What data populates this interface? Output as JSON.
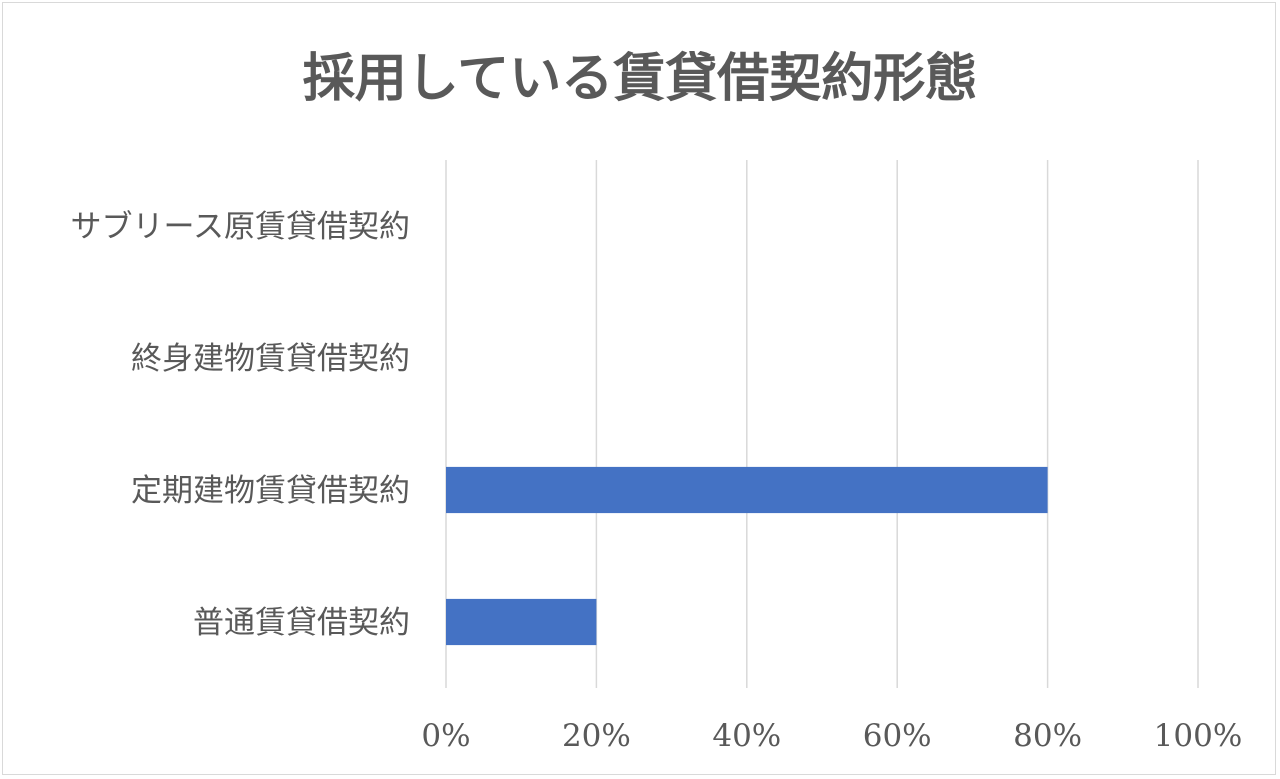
{
  "chart_data": {
    "type": "bar",
    "orientation": "horizontal",
    "title": "採用している賃貸借契約形態",
    "categories": [
      "サブリース原賃貸借契約",
      "終身建物賃貸借契約",
      "定期建物賃貸借契約",
      "普通賃貸借契約"
    ],
    "values": [
      0,
      0,
      0.8,
      0.2
    ],
    "xlim": [
      0,
      1
    ],
    "x_ticks": [
      "0%",
      "20%",
      "40%",
      "60%",
      "80%",
      "100%"
    ],
    "grid": true,
    "legend": "none",
    "bar_color": "#4472C4"
  }
}
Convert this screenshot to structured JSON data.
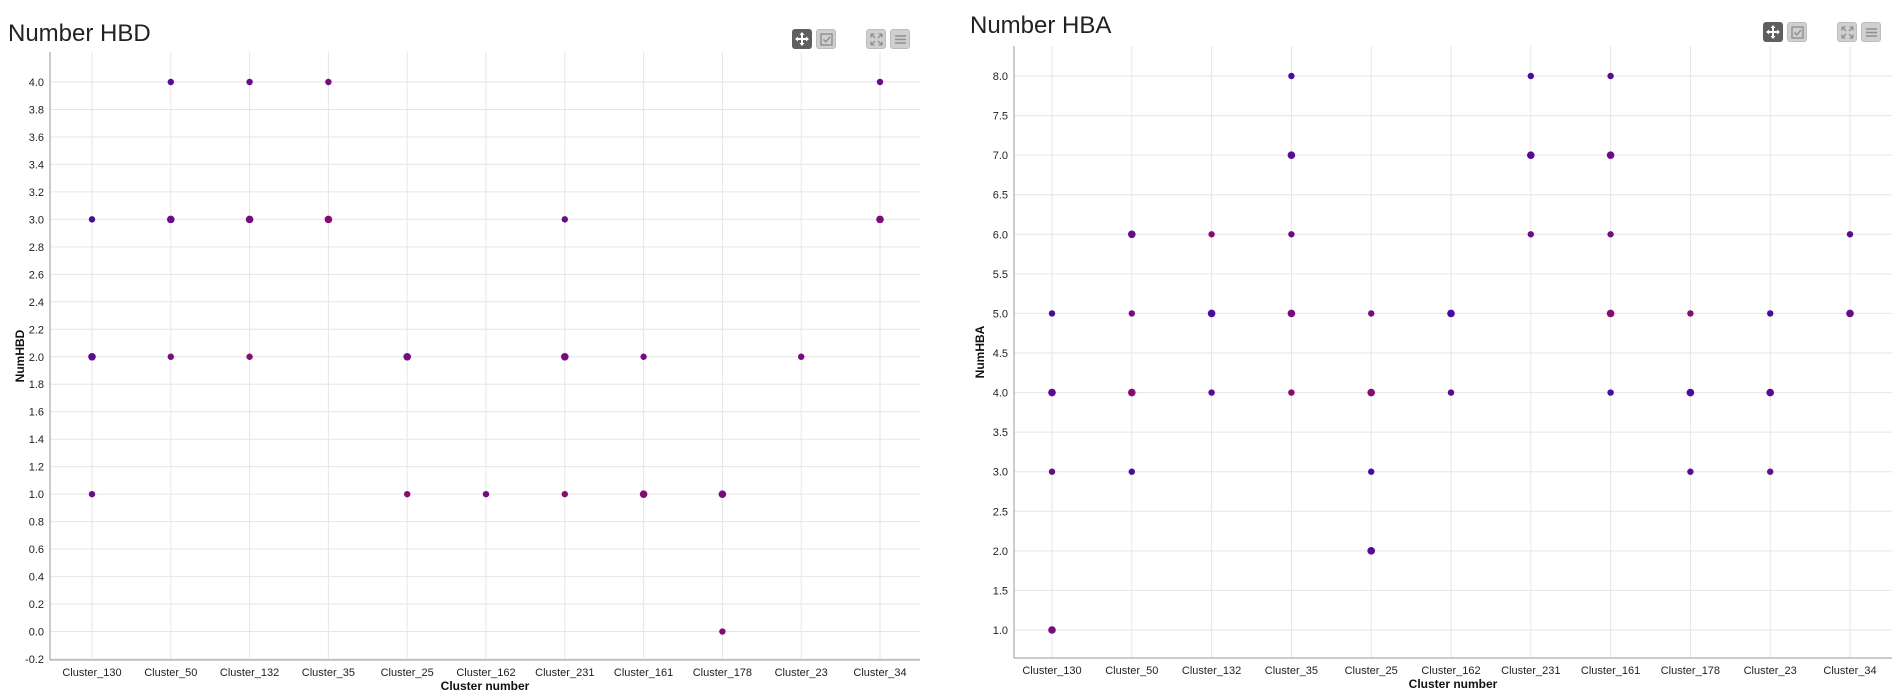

= = = = = = =

Make an exact copy of the data above, pictures excluded.

What data populates this interface? Output as JSON.
{
  "chart_data": {
    "type": "bar",
    "orientation": "horizontal",
    "title": "採用している賃貸借契約形態",
    "categories": [
      "サブリース原賃貸借契約",
      "終身建物賃貸借契約",
      "定期建物賃貸借契約",
      "普通賃貸借契約"
    ],
    "values": [
      0,
      0,
      0.8,
      0.2
    ],
    "xlim": [
      0,
      1
    ],
    "x_ticks": [
      "0%",
      "20%",
      "40%",
      "60%",
      "80%",
      "100%"
    ],
    "grid": true,
    "legend": "none",
    "bar_color": "#4472C4"
  }
}
Convert this screenshot to structured JSON data.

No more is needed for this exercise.